--- START OF PROVIDED DATA ---
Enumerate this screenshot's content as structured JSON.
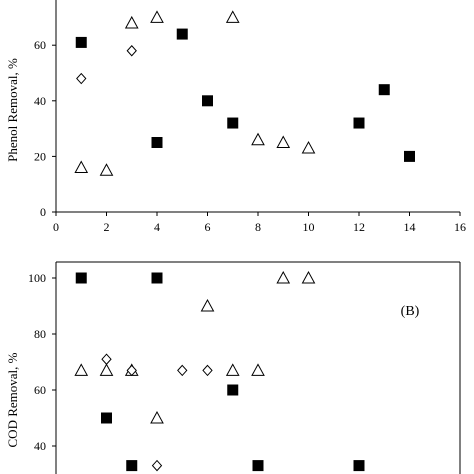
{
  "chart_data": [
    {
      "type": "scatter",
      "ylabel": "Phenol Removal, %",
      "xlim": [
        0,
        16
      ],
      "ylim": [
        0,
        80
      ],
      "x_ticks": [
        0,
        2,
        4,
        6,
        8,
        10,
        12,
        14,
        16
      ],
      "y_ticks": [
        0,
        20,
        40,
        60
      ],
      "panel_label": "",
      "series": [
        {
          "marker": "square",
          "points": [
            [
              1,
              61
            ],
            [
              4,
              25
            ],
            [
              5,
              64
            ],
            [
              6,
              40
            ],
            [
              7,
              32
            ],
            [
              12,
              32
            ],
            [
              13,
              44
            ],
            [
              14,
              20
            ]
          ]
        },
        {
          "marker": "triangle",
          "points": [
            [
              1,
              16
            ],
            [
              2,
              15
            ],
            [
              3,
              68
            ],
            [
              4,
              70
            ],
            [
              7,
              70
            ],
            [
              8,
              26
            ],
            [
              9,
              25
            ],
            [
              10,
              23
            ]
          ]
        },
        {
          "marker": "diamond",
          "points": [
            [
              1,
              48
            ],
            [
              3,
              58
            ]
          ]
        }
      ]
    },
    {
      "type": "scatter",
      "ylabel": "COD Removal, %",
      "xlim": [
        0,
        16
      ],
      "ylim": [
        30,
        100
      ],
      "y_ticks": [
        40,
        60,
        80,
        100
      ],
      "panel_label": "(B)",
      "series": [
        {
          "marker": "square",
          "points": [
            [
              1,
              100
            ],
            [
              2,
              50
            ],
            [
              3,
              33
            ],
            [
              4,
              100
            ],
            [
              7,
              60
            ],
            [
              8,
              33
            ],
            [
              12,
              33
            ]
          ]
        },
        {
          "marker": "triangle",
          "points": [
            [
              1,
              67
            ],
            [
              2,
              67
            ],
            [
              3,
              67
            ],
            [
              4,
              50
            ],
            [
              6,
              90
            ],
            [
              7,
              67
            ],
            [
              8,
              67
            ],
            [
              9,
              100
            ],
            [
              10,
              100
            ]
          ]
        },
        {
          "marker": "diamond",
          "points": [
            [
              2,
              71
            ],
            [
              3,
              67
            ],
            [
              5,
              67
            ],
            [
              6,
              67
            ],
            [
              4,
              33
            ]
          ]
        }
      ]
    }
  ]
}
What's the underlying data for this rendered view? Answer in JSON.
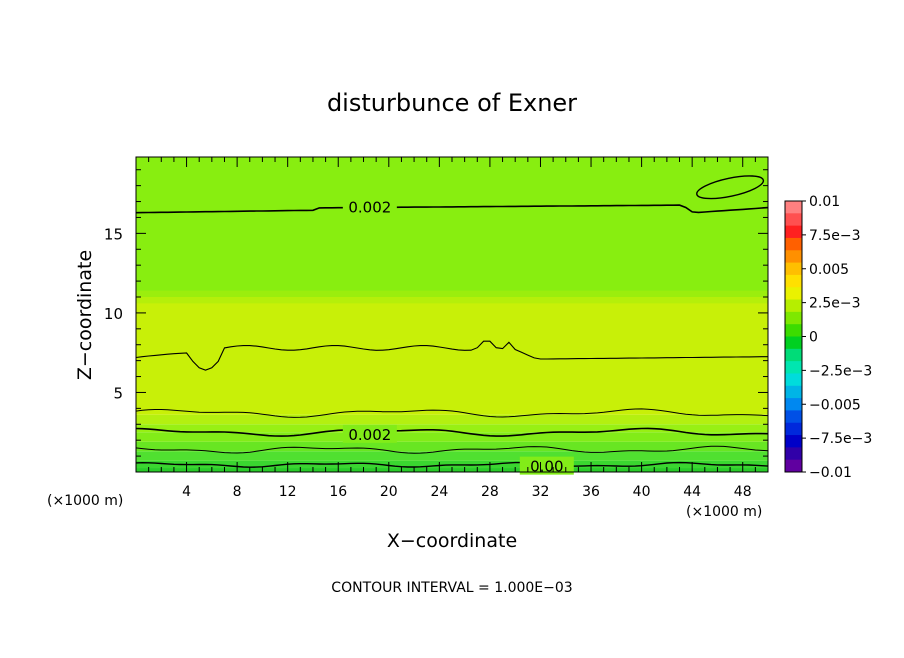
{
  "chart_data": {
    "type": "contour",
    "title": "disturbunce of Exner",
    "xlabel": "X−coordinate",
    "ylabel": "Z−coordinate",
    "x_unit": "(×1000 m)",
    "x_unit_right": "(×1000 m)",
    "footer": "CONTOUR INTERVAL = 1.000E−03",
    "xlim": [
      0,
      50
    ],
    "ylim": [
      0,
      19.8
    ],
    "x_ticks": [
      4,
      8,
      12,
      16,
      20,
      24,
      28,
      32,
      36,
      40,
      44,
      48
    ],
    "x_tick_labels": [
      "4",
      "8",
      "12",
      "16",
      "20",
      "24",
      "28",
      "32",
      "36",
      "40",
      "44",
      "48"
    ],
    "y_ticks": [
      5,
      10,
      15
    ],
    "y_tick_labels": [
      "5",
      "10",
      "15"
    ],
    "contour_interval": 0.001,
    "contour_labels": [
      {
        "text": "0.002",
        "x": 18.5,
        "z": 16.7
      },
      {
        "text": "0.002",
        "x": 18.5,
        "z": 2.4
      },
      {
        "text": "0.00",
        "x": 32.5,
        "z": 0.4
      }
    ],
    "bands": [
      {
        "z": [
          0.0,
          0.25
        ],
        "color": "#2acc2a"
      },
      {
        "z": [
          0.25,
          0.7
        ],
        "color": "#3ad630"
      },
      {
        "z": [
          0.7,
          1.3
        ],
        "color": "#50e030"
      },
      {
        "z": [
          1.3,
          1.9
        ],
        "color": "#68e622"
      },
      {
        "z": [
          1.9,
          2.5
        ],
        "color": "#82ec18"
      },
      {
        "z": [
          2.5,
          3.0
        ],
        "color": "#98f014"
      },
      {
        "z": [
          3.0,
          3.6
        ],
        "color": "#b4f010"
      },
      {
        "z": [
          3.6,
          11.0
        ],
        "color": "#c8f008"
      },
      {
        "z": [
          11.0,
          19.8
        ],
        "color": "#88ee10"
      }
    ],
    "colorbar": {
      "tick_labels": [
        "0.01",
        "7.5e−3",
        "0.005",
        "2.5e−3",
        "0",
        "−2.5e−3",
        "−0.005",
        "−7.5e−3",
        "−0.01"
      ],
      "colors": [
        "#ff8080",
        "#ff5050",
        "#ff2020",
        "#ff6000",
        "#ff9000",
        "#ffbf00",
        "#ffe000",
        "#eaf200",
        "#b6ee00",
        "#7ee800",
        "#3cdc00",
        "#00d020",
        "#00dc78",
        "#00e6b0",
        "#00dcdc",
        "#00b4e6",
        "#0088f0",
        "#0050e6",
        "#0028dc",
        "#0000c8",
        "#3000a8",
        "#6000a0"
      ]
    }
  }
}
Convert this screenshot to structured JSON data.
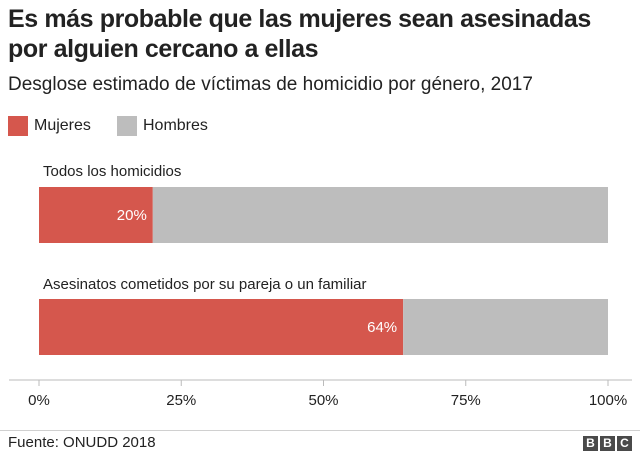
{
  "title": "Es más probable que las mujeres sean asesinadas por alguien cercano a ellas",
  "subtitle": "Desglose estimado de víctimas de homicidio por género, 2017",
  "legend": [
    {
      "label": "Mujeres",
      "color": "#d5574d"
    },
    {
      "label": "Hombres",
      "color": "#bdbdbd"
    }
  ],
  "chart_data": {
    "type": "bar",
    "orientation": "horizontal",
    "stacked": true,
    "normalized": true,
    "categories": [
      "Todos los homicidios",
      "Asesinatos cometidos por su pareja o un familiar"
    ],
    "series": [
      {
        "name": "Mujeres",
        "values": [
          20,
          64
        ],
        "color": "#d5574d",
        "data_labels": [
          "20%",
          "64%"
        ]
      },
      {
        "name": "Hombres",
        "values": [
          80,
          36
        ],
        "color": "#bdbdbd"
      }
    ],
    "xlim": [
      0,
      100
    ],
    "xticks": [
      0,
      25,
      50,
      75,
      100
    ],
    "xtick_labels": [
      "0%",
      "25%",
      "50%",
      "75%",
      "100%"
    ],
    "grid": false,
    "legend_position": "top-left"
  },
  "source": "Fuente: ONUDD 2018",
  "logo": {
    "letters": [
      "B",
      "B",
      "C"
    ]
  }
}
--- END OF PROVIDED DATA ---
PROBLEM DESCRIPTION >>
Reproduce all of the data exactly; the pictures do not belong in the copy.

RESULT OF THE TASK >>
Enumerate this screenshot's content as structured JSON.
{
  "chart_data": [
    {
      "type": "scatter",
      "ylabel": "Phenol Removal, %",
      "xlim": [
        0,
        16
      ],
      "ylim": [
        0,
        80
      ],
      "x_ticks": [
        0,
        2,
        4,
        6,
        8,
        10,
        12,
        14,
        16
      ],
      "y_ticks": [
        0,
        20,
        40,
        60
      ],
      "panel_label": "",
      "series": [
        {
          "marker": "square",
          "points": [
            [
              1,
              61
            ],
            [
              4,
              25
            ],
            [
              5,
              64
            ],
            [
              6,
              40
            ],
            [
              7,
              32
            ],
            [
              12,
              32
            ],
            [
              13,
              44
            ],
            [
              14,
              20
            ]
          ]
        },
        {
          "marker": "triangle",
          "points": [
            [
              1,
              16
            ],
            [
              2,
              15
            ],
            [
              3,
              68
            ],
            [
              4,
              70
            ],
            [
              7,
              70
            ],
            [
              8,
              26
            ],
            [
              9,
              25
            ],
            [
              10,
              23
            ]
          ]
        },
        {
          "marker": "diamond",
          "points": [
            [
              1,
              48
            ],
            [
              3,
              58
            ]
          ]
        }
      ]
    },
    {
      "type": "scatter",
      "ylabel": "COD Removal, %",
      "xlim": [
        0,
        16
      ],
      "ylim": [
        30,
        100
      ],
      "y_ticks": [
        40,
        60,
        80,
        100
      ],
      "panel_label": "(B)",
      "series": [
        {
          "marker": "square",
          "points": [
            [
              1,
              100
            ],
            [
              2,
              50
            ],
            [
              3,
              33
            ],
            [
              4,
              100
            ],
            [
              7,
              60
            ],
            [
              8,
              33
            ],
            [
              12,
              33
            ]
          ]
        },
        {
          "marker": "triangle",
          "points": [
            [
              1,
              67
            ],
            [
              2,
              67
            ],
            [
              3,
              67
            ],
            [
              4,
              50
            ],
            [
              6,
              90
            ],
            [
              7,
              67
            ],
            [
              8,
              67
            ],
            [
              9,
              100
            ],
            [
              10,
              100
            ]
          ]
        },
        {
          "marker": "diamond",
          "points": [
            [
              2,
              71
            ],
            [
              3,
              67
            ],
            [
              5,
              67
            ],
            [
              6,
              67
            ],
            [
              4,
              33
            ]
          ]
        }
      ]
    }
  ]
}
What's the underlying data for this rendered view? Answer in JSON.
{
  "chart_data": {
    "type": "contour",
    "title": "disturbunce of Exner",
    "xlabel": "X−coordinate",
    "ylabel": "Z−coordinate",
    "x_unit": "(×1000 m)",
    "x_unit_right": "(×1000 m)",
    "footer": "CONTOUR INTERVAL = 1.000E−03",
    "xlim": [
      0,
      50
    ],
    "ylim": [
      0,
      19.8
    ],
    "x_ticks": [
      4,
      8,
      12,
      16,
      20,
      24,
      28,
      32,
      36,
      40,
      44,
      48
    ],
    "x_tick_labels": [
      "4",
      "8",
      "12",
      "16",
      "20",
      "24",
      "28",
      "32",
      "36",
      "40",
      "44",
      "48"
    ],
    "y_ticks": [
      5,
      10,
      15
    ],
    "y_tick_labels": [
      "5",
      "10",
      "15"
    ],
    "contour_interval": 0.001,
    "contour_labels": [
      {
        "text": "0.002",
        "x": 18.5,
        "z": 16.7
      },
      {
        "text": "0.002",
        "x": 18.5,
        "z": 2.4
      },
      {
        "text": "0.00",
        "x": 32.5,
        "z": 0.4
      }
    ],
    "bands": [
      {
        "z": [
          0.0,
          0.25
        ],
        "color": "#2acc2a"
      },
      {
        "z": [
          0.25,
          0.7
        ],
        "color": "#3ad630"
      },
      {
        "z": [
          0.7,
          1.3
        ],
        "color": "#50e030"
      },
      {
        "z": [
          1.3,
          1.9
        ],
        "color": "#68e622"
      },
      {
        "z": [
          1.9,
          2.5
        ],
        "color": "#82ec18"
      },
      {
        "z": [
          2.5,
          3.0
        ],
        "color": "#98f014"
      },
      {
        "z": [
          3.0,
          3.6
        ],
        "color": "#b4f010"
      },
      {
        "z": [
          3.6,
          11.0
        ],
        "color": "#c8f008"
      },
      {
        "z": [
          11.0,
          19.8
        ],
        "color": "#88ee10"
      }
    ],
    "colorbar": {
      "tick_labels": [
        "0.01",
        "7.5e−3",
        "0.005",
        "2.5e−3",
        "0",
        "−2.5e−3",
        "−0.005",
        "−7.5e−3",
        "−0.01"
      ],
      "colors": [
        "#ff8080",
        "#ff5050",
        "#ff2020",
        "#ff6000",
        "#ff9000",
        "#ffbf00",
        "#ffe000",
        "#eaf200",
        "#b6ee00",
        "#7ee800",
        "#3cdc00",
        "#00d020",
        "#00dc78",
        "#00e6b0",
        "#00dcdc",
        "#00b4e6",
        "#0088f0",
        "#0050e6",
        "#0028dc",
        "#0000c8",
        "#3000a8",
        "#6000a0"
      ]
    }
  }
}
Convert this screenshot to structured JSON data.
{
  "title": "Es más probable que las mujeres sean asesinadas por alguien cercano a ellas",
  "subtitle": "Desglose estimado de víctimas de homicidio por género, 2017",
  "legend": [
    {
      "label": "Mujeres",
      "color": "#d5574d"
    },
    {
      "label": "Hombres",
      "color": "#bdbdbd"
    }
  ],
  "chart_data": {
    "type": "bar",
    "orientation": "horizontal",
    "stacked": true,
    "normalized": true,
    "categories": [
      "Todos los homicidios",
      "Asesinatos cometidos por su pareja o un familiar"
    ],
    "series": [
      {
        "name": "Mujeres",
        "values": [
          20,
          64
        ],
        "color": "#d5574d",
        "data_labels": [
          "20%",
          "64%"
        ]
      },
      {
        "name": "Hombres",
        "values": [
          80,
          36
        ],
        "color": "#bdbdbd"
      }
    ],
    "xlim": [
      0,
      100
    ],
    "xticks": [
      0,
      25,
      50,
      75,
      100
    ],
    "xtick_labels": [
      "0%",
      "25%",
      "50%",
      "75%",
      "100%"
    ],
    "grid": false,
    "legend_position": "top-left"
  },
  "source": "Fuente: ONUDD 2018",
  "logo": {
    "letters": [
      "B",
      "B",
      "C"
    ]
  }
}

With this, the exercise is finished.